— START OF RECORDS FOR THE EXERCISE —

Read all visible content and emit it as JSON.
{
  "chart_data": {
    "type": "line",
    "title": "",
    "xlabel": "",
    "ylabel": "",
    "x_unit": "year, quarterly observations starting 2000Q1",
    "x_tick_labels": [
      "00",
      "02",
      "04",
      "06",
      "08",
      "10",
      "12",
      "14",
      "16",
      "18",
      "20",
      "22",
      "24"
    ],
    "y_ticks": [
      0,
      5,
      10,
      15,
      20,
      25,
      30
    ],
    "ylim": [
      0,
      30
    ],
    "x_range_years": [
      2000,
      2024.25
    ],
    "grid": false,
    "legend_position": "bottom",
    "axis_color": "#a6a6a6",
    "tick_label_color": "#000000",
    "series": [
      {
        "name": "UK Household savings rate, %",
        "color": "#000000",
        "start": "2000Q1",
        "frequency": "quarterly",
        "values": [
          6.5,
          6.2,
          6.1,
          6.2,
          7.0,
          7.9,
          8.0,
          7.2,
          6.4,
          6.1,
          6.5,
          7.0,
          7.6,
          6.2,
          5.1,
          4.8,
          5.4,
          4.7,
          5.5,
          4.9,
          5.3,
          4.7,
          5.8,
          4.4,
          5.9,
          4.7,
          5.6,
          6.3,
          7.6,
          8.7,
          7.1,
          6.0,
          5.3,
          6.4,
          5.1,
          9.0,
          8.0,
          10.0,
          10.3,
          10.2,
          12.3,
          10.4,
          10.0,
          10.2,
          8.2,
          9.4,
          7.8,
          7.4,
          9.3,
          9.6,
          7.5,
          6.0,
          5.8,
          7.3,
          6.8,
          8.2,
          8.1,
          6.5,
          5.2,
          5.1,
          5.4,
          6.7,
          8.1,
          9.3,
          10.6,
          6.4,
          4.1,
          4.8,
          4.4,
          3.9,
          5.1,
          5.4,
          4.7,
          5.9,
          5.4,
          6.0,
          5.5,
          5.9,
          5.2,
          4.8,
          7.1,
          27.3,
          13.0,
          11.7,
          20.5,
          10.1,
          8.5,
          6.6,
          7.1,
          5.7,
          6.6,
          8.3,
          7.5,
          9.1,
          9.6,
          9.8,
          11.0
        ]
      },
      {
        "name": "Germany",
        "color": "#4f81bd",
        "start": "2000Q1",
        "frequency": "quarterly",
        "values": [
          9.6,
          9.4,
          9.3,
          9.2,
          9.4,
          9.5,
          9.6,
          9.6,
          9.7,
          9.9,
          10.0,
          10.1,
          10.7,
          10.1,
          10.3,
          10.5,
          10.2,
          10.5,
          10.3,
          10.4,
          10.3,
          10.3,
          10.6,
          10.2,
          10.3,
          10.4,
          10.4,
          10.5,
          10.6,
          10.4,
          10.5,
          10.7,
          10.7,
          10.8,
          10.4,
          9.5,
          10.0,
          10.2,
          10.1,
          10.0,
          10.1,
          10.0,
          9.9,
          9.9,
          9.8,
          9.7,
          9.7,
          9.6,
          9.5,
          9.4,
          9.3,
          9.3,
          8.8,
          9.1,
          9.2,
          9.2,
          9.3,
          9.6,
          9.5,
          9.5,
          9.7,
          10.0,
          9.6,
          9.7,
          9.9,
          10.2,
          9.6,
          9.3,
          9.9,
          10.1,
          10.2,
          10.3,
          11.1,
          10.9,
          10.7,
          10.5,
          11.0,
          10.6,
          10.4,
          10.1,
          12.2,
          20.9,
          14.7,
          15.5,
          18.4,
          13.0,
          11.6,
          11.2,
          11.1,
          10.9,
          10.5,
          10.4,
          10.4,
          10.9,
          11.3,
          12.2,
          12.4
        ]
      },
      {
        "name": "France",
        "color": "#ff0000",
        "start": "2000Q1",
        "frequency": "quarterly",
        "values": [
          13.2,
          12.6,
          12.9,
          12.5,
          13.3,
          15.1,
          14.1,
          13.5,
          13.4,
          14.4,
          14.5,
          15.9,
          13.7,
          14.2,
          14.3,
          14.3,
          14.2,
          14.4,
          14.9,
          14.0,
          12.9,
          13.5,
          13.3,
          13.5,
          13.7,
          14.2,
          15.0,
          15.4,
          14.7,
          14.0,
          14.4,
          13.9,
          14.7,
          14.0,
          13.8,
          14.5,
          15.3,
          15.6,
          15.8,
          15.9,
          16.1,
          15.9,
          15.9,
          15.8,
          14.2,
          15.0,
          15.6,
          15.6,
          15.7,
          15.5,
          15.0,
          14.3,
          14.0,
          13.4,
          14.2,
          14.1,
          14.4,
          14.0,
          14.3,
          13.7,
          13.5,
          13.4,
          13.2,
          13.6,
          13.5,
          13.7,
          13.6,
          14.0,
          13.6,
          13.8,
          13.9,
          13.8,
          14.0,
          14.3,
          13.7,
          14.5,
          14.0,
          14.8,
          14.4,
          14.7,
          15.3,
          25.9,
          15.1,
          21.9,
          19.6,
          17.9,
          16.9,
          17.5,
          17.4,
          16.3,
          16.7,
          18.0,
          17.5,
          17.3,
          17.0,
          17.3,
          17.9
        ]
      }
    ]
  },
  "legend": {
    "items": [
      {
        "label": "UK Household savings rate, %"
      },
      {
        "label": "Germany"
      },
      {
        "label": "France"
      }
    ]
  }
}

— END OF RECORDS FOR THE EXERCISE —

## THE REQUEST
Emit the records above again, exactly, with no line skipped.

## ANSWER IN FULL
Read all visible content and emit it as JSON.
{
  "chart_data": {
    "type": "line",
    "title": "",
    "xlabel": "",
    "ylabel": "",
    "x_unit": "year, quarterly observations starting 2000Q1",
    "x_tick_labels": [
      "00",
      "02",
      "04",
      "06",
      "08",
      "10",
      "12",
      "14",
      "16",
      "18",
      "20",
      "22",
      "24"
    ],
    "y_ticks": [
      0,
      5,
      10,
      15,
      20,
      25,
      30
    ],
    "ylim": [
      0,
      30
    ],
    "x_range_years": [
      2000,
      2024.25
    ],
    "grid": false,
    "legend_position": "bottom",
    "axis_color": "#a6a6a6",
    "tick_label_color": "#000000",
    "series": [
      {
        "name": "UK Household savings rate, %",
        "color": "#000000",
        "start": "2000Q1",
        "frequency": "quarterly",
        "values": [
          6.5,
          6.2,
          6.1,
          6.2,
          7.0,
          7.9,
          8.0,
          7.2,
          6.4,
          6.1,
          6.5,
          7.0,
          7.6,
          6.2,
          5.1,
          4.8,
          5.4,
          4.7,
          5.5,
          4.9,
          5.3,
          4.7,
          5.8,
          4.4,
          5.9,
          4.7,
          5.6,
          6.3,
          7.6,
          8.7,
          7.1,
          6.0,
          5.3,
          6.4,
          5.1,
          9.0,
          8.0,
          10.0,
          10.3,
          10.2,
          12.3,
          10.4,
          10.0,
          10.2,
          8.2,
          9.4,
          7.8,
          7.4,
          9.3,
          9.6,
          7.5,
          6.0,
          5.8,
          7.3,
          6.8,
          8.2,
          8.1,
          6.5,
          5.2,
          5.1,
          5.4,
          6.7,
          8.1,
          9.3,
          10.6,
          6.4,
          4.1,
          4.8,
          4.4,
          3.9,
          5.1,
          5.4,
          4.7,
          5.9,
          5.4,
          6.0,
          5.5,
          5.9,
          5.2,
          4.8,
          7.1,
          27.3,
          13.0,
          11.7,
          20.5,
          10.1,
          8.5,
          6.6,
          7.1,
          5.7,
          6.6,
          8.3,
          7.5,
          9.1,
          9.6,
          9.8,
          11.0
        ]
      },
      {
        "name": "Germany",
        "color": "#4f81bd",
        "start": "2000Q1",
        "frequency": "quarterly",
        "values": [
          9.6,
          9.4,
          9.3,
          9.2,
          9.4,
          9.5,
          9.6,
          9.6,
          9.7,
          9.9,
          10.0,
          10.1,
          10.7,
          10.1,
          10.3,
          10.5,
          10.2,
          10.5,
          10.3,
          10.4,
          10.3,
          10.3,
          10.6,
          10.2,
          10.3,
          10.4,
          10.4,
          10.5,
          10.6,
          10.4,
          10.5,
          10.7,
          10.7,
          10.8,
          10.4,
          9.5,
          10.0,
          10.2,
          10.1,
          10.0,
          10.1,
          10.0,
          9.9,
          9.9,
          9.8,
          9.7,
          9.7,
          9.6,
          9.5,
          9.4,
          9.3,
          9.3,
          8.8,
          9.1,
          9.2,
          9.2,
          9.3,
          9.6,
          9.5,
          9.5,
          9.7,
          10.0,
          9.6,
          9.7,
          9.9,
          10.2,
          9.6,
          9.3,
          9.9,
          10.1,
          10.2,
          10.3,
          11.1,
          10.9,
          10.7,
          10.5,
          11.0,
          10.6,
          10.4,
          10.1,
          12.2,
          20.9,
          14.7,
          15.5,
          18.4,
          13.0,
          11.6,
          11.2,
          11.1,
          10.9,
          10.5,
          10.4,
          10.4,
          10.9,
          11.3,
          12.2,
          12.4
        ]
      },
      {
        "name": "France",
        "color": "#ff0000",
        "start": "2000Q1",
        "frequency": "quarterly",
        "values": [
          13.2,
          12.6,
          12.9,
          12.5,
          13.3,
          15.1,
          14.1,
          13.5,
          13.4,
          14.4,
          14.5,
          15.9,
          13.7,
          14.2,
          14.3,
          14.3,
          14.2,
          14.4,
          14.9,
          14.0,
          12.9,
          13.5,
          13.3,
          13.5,
          13.7,
          14.2,
          15.0,
          15.4,
          14.7,
          14.0,
          14.4,
          13.9,
          14.7,
          14.0,
          13.8,
          14.5,
          15.3,
          15.6,
          15.8,
          15.9,
          16.1,
          15.9,
          15.9,
          15.8,
          14.2,
          15.0,
          15.6,
          15.6,
          15.7,
          15.5,
          15.0,
          14.3,
          14.0,
          13.4,
          14.2,
          14.1,
          14.4,
          14.0,
          14.3,
          13.7,
          13.5,
          13.4,
          13.2,
          13.6,
          13.5,
          13.7,
          13.6,
          14.0,
          13.6,
          13.8,
          13.9,
          13.8,
          14.0,
          14.3,
          13.7,
          14.5,
          14.0,
          14.8,
          14.4,
          14.7,
          15.3,
          25.9,
          15.1,
          21.9,
          19.6,
          17.9,
          16.9,
          17.5,
          17.4,
          16.3,
          16.7,
          18.0,
          17.5,
          17.3,
          17.0,
          17.3,
          17.9
        ]
      }
    ]
  },
  "legend": {
    "items": [
      {
        "label": "UK Household savings rate, %"
      },
      {
        "label": "Germany"
      },
      {
        "label": "France"
      }
    ]
  }
}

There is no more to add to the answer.